====== Text extract

Severity: lowApplies to: OpenSSH 8.x+Applies to: OpenSSH 10.x
The fix/etc/ssh/sshd_config
Terminal window
# Subtract what you must; do not replace the list.
Ciphers -*-cbc
MACs -*-96,hmac-sha1*

On a current OpenSSH, doing nothing is also a valid answer. Read on before applying anything here.

Why it matters — and why the usual advice is backwards

Section titled “Why it matters — and why the usual advice is backwards”

This is the control most likely to be applied from a copied snippet, and the one where a copied snippet does the most damage.

OpenSSH ships strong defaults and has for years. Weak algorithms are removed from the defaults as they age out: CBC ciphers, arcfour, and SHA-1 key exchange are already gone from the default set on any supported version. There is very little left for a hand-written list to remove.

============
====== Task material

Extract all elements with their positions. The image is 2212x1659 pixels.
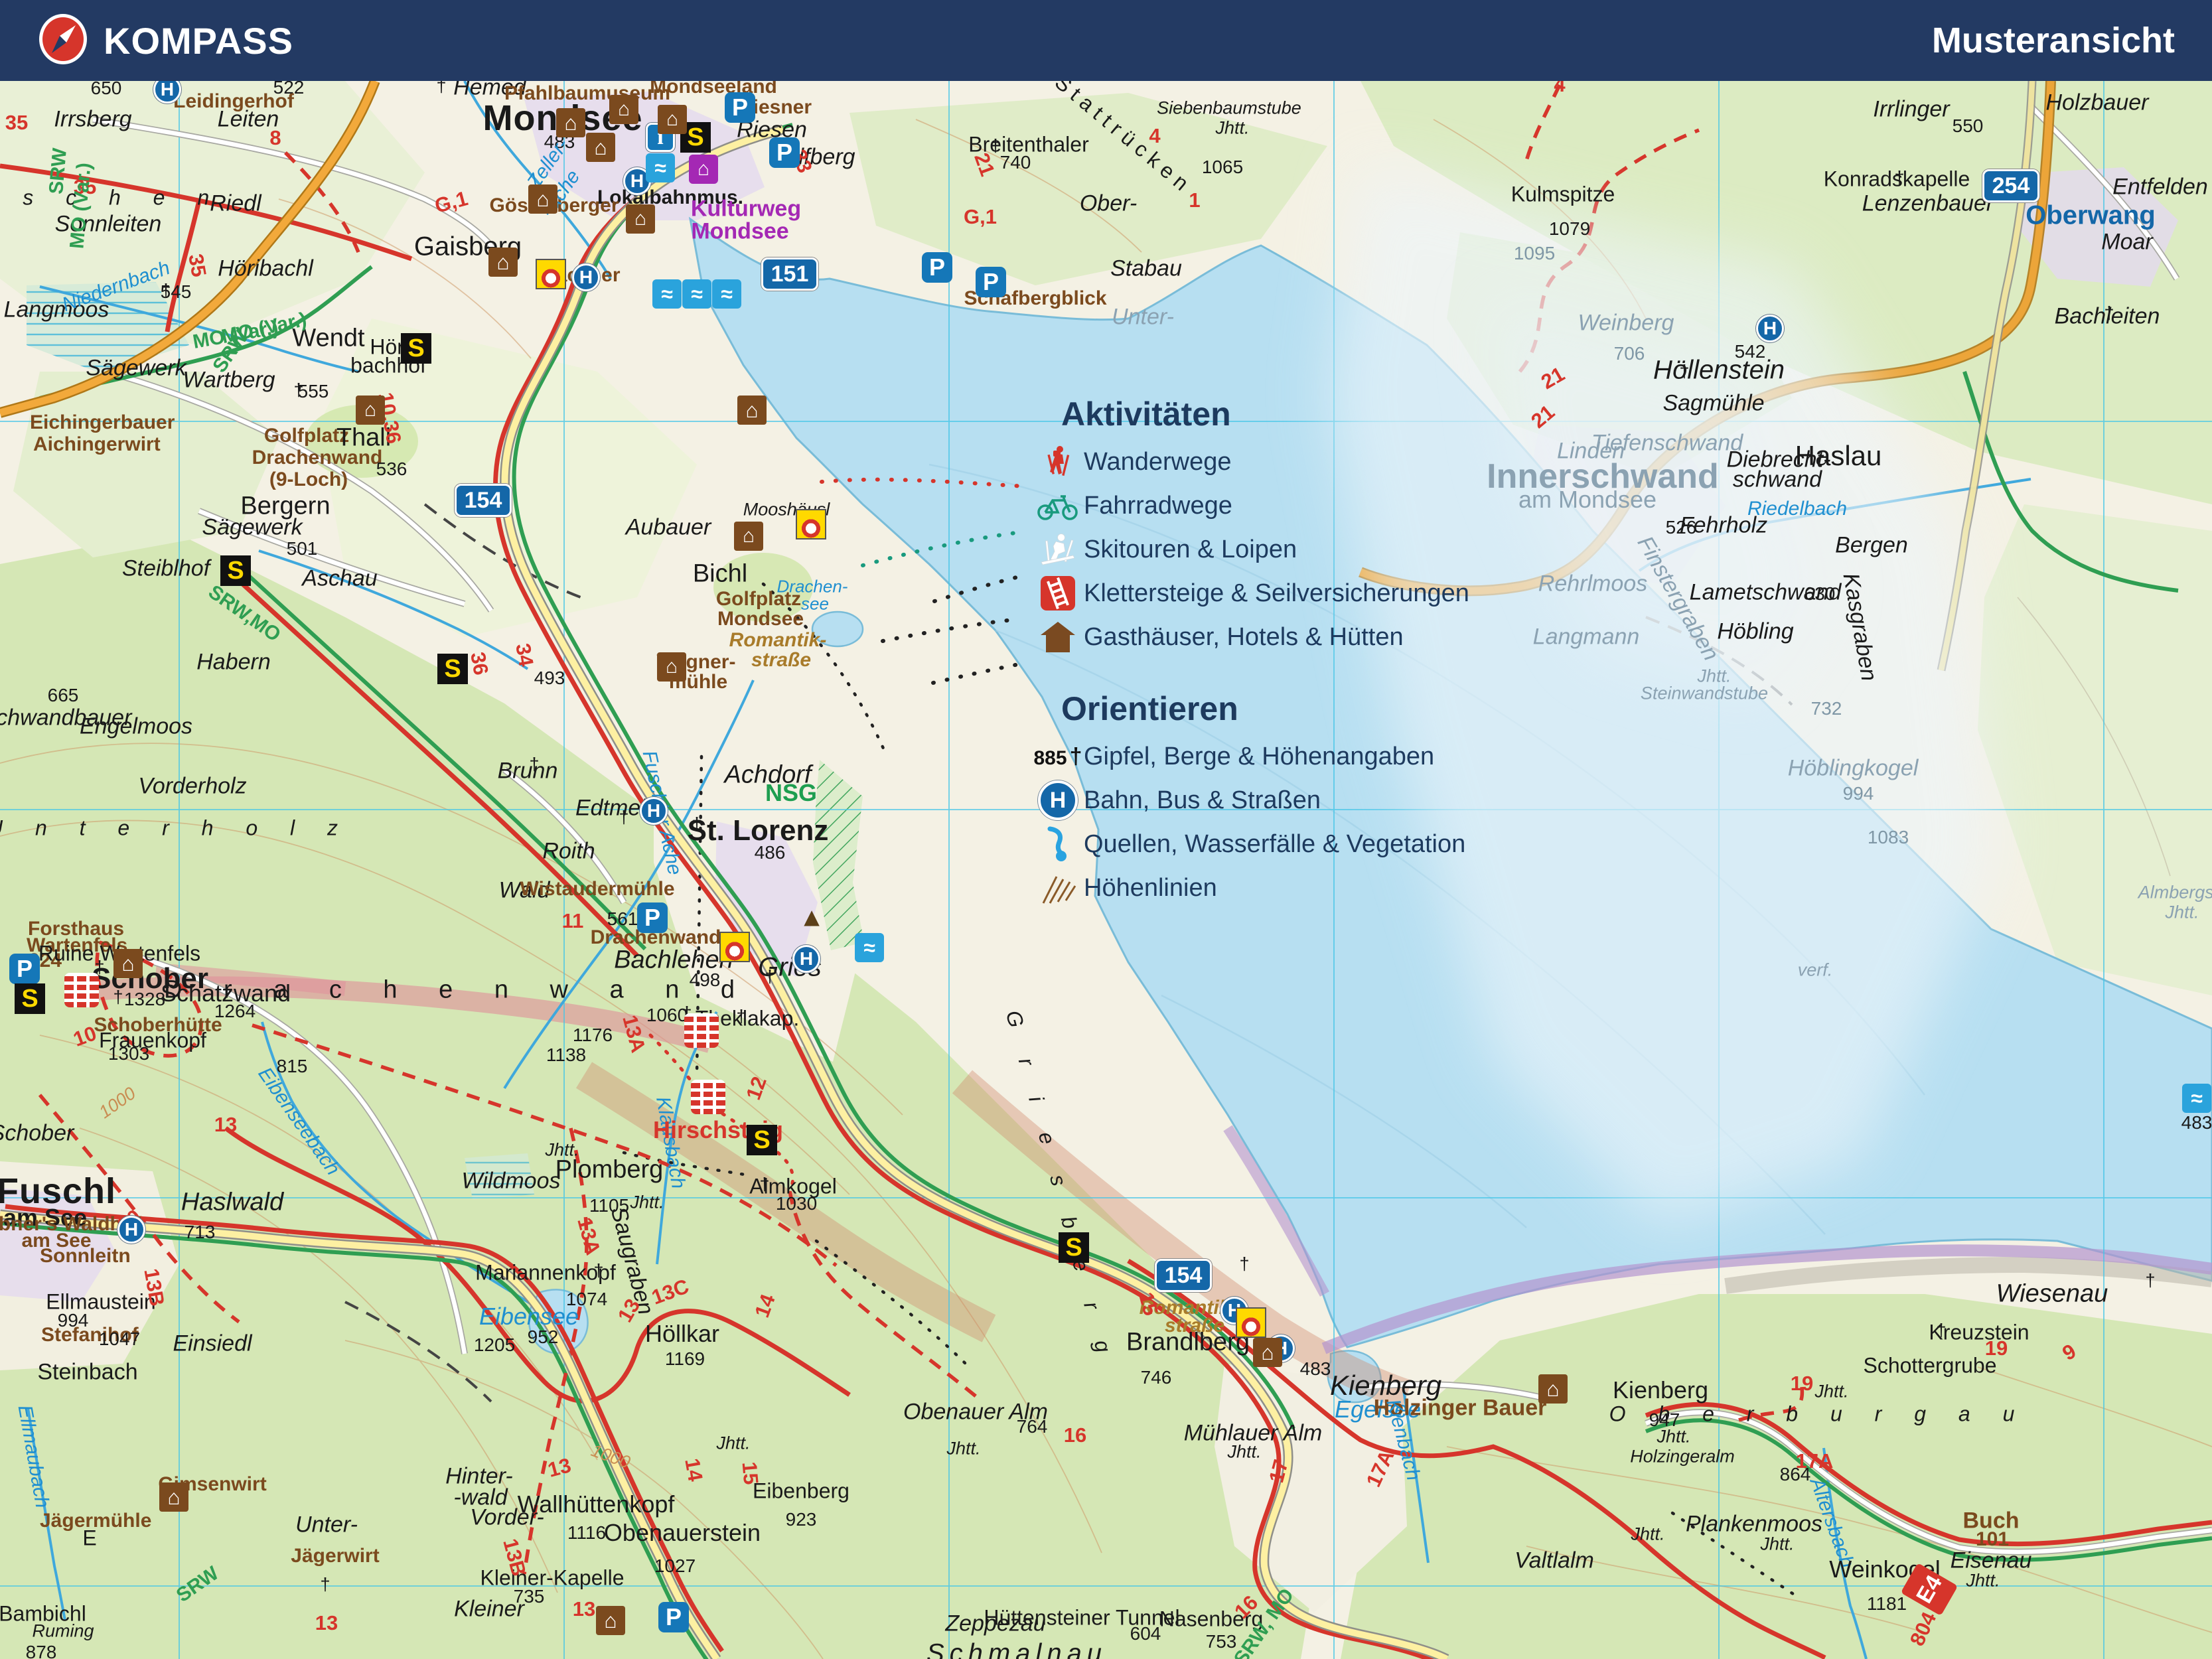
legend-item-label: Skitouren & Loipen: [1084, 535, 1297, 563]
legend-item-gipfel: 885 † Gipfel, Berge & Höhenangaben: [1032, 735, 1469, 778]
legend-item-wanderwege: Wanderwege: [1032, 440, 1469, 484]
legend-item-fahrradwege: Fahrradwege: [1032, 484, 1469, 528]
legend-item-gasthaeuser: Gasthäuser, Hotels & Hütten: [1032, 615, 1469, 659]
map-legend: Aktivitäten Wanderwege Fahrradwege Skito…: [1032, 395, 1469, 910]
legend-item-label: Klettersteige & Seilversicherungen: [1084, 579, 1469, 607]
legend-item-label: Fahrradwege: [1084, 491, 1232, 520]
brand-name: KOMPASS: [104, 19, 293, 62]
hiker-icon: [1032, 444, 1084, 480]
legend-item-label: Quellen, Wasserfälle & Vegetation: [1084, 830, 1466, 858]
legend-item-bahn: H Bahn, Bus & Straßen: [1032, 778, 1469, 822]
ski-icon: [1032, 532, 1084, 567]
bicycle-icon: [1032, 490, 1084, 522]
kompass-logo-icon: [37, 13, 89, 68]
header-bar: KOMPASS Musteransicht: [0, 0, 2212, 81]
legend-item-hoehenlinien: Höhenlinien: [1032, 866, 1469, 910]
legend-item-klettersteige: Klettersteige & Seilversicherungen: [1032, 571, 1469, 615]
legend-activities-title: Aktivitäten: [1061, 396, 1231, 433]
legend-item-label: Gasthäuser, Hotels & Hütten: [1084, 622, 1404, 651]
legend-item-label: Höhenlinien: [1084, 873, 1217, 902]
brand: KOMPASS: [37, 13, 293, 68]
hut-icon: [1032, 620, 1084, 654]
legend-item-label: Gipfel, Berge & Höhenangaben: [1084, 742, 1435, 770]
summit-icon: 885 †: [1033, 743, 1082, 769]
ladder-icon: [1032, 576, 1084, 611]
legend-item-quellen: Quellen, Wasserfälle & Vegetation: [1032, 822, 1469, 866]
kompass-map-sample: Mondsee 483 St. Lorenz 486 Schober 1328 † Fusc…: [0, 0, 2212, 1659]
bus-icon: H: [1032, 780, 1084, 820]
legend-orient-title: Orientieren: [1061, 690, 1238, 727]
spring-icon: [1032, 826, 1084, 862]
page-title: Musteransicht: [1931, 21, 2175, 60]
legend-item-label: Wanderwege: [1084, 447, 1232, 476]
contour-icon: [1032, 871, 1084, 904]
legend-item-skitouren: Skitouren & Loipen: [1032, 528, 1469, 571]
legend-item-label: Bahn, Bus & Straßen: [1084, 786, 1321, 814]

============

Exercise requirements:
1. Please count how many lines of the records contain the string "Skitouren", and give only the number.
2. Continue the text on OpenSSH cipher and MAC settings from the point where it stops.

Answers below:
1. 2

2.
Meanwhile the defaults keep improving. OpenSSH 10.0 made mlkem768x25519-sha256 the default key exchange — a hybrid post-quantum algorithm intended to resist an attacker who records traffic now and decrypts it after a quantum computer exists. OpenSSH 9.9 introduced it, alongside sntrup761x25519-sha512 which had already been enabled by default earlier.

Now consider what happens when you paste a KexAlgorithms line from a 2018 hardening post. It lists curve25519-sha256 and friends — all fine algorithms — and by replacing the default list rather than editing it, it silently excludes the post-quantum exchange your OpenSSH would otherwise have negotiated. The config looks hardened. It has, in the only way that matters here, made the host weaker than leaving it alone.

That’s the real exposure this page closes: not weak defaults, but confident snippets that override good ones.

If you must restrict, subtract — don’t replace

Section titled “If you must restrict, subtract — don’t replace”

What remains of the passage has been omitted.